• TO BE DONE:
Every record must be repeated exactly; omit any pictures they contain.

• Entries from a visual dataset:
* * * * *

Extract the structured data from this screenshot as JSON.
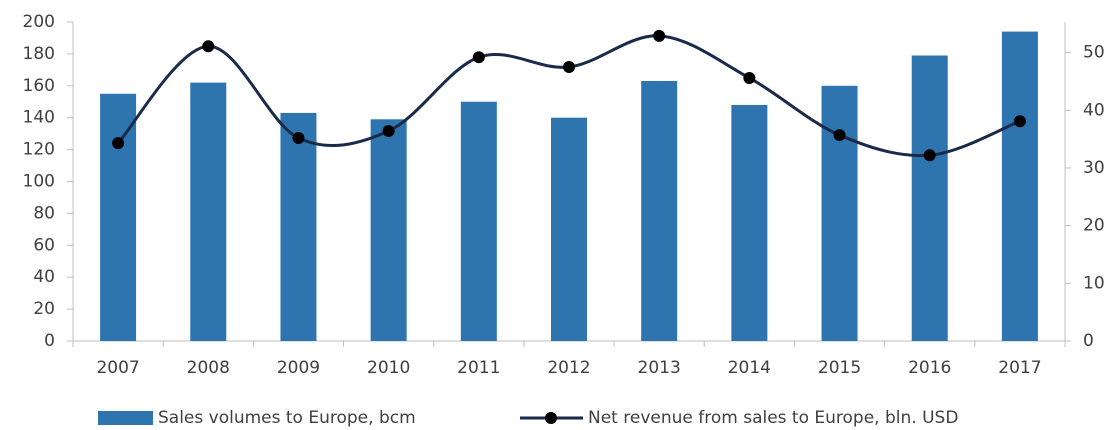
{
  "chart_data": {
    "type": "bar-line",
    "categories": [
      "2007",
      "2008",
      "2009",
      "2010",
      "2011",
      "2012",
      "2013",
      "2014",
      "2015",
      "2016",
      "2017"
    ],
    "series": [
      {
        "name": "Sales volumes to Europe, bcm",
        "type": "bar",
        "color": "#2e75b0",
        "axis": "y",
        "values": [
          155,
          162,
          143,
          139,
          150,
          140,
          163,
          148,
          160,
          179,
          194
        ]
      },
      {
        "name": "Net revenue from sales to Europe, bln. USD",
        "type": "line",
        "color": "#1a2a4a",
        "axis": "y2",
        "values": [
          34.3,
          51.1,
          35.2,
          36.4,
          49.2,
          47.5,
          52.9,
          45.6,
          35.7,
          32.2,
          38.1
        ]
      }
    ],
    "ylim": [
      0,
      200
    ],
    "yticks": [
      0,
      20,
      40,
      60,
      80,
      100,
      120,
      140,
      160,
      180,
      200
    ],
    "y2lim": [
      0,
      55.3
    ],
    "y2ticks": [
      0,
      10,
      20,
      30,
      40,
      50
    ],
    "legend": "bottom"
  }
}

* * * * *

• THE RESULT:
Extract the structured data from this screenshot as JSON.
{
  "chart_data": {
    "type": "bar-line",
    "categories": [
      "2007",
      "2008",
      "2009",
      "2010",
      "2011",
      "2012",
      "2013",
      "2014",
      "2015",
      "2016",
      "2017"
    ],
    "series": [
      {
        "name": "Sales volumes to Europe, bcm",
        "type": "bar",
        "color": "#2e75b0",
        "axis": "y",
        "values": [
          155,
          162,
          143,
          139,
          150,
          140,
          163,
          148,
          160,
          179,
          194
        ]
      },
      {
        "name": "Net revenue from sales to Europe, bln. USD",
        "type": "line",
        "color": "#1a2a4a",
        "axis": "y2",
        "values": [
          34.3,
          51.1,
          35.2,
          36.4,
          49.2,
          47.5,
          52.9,
          45.6,
          35.7,
          32.2,
          38.1
        ]
      }
    ],
    "ylim": [
      0,
      200
    ],
    "yticks": [
      0,
      20,
      40,
      60,
      80,
      100,
      120,
      140,
      160,
      180,
      200
    ],
    "y2lim": [
      0,
      55.3
    ],
    "y2ticks": [
      0,
      10,
      20,
      30,
      40,
      50
    ],
    "legend": "bottom"
  }
}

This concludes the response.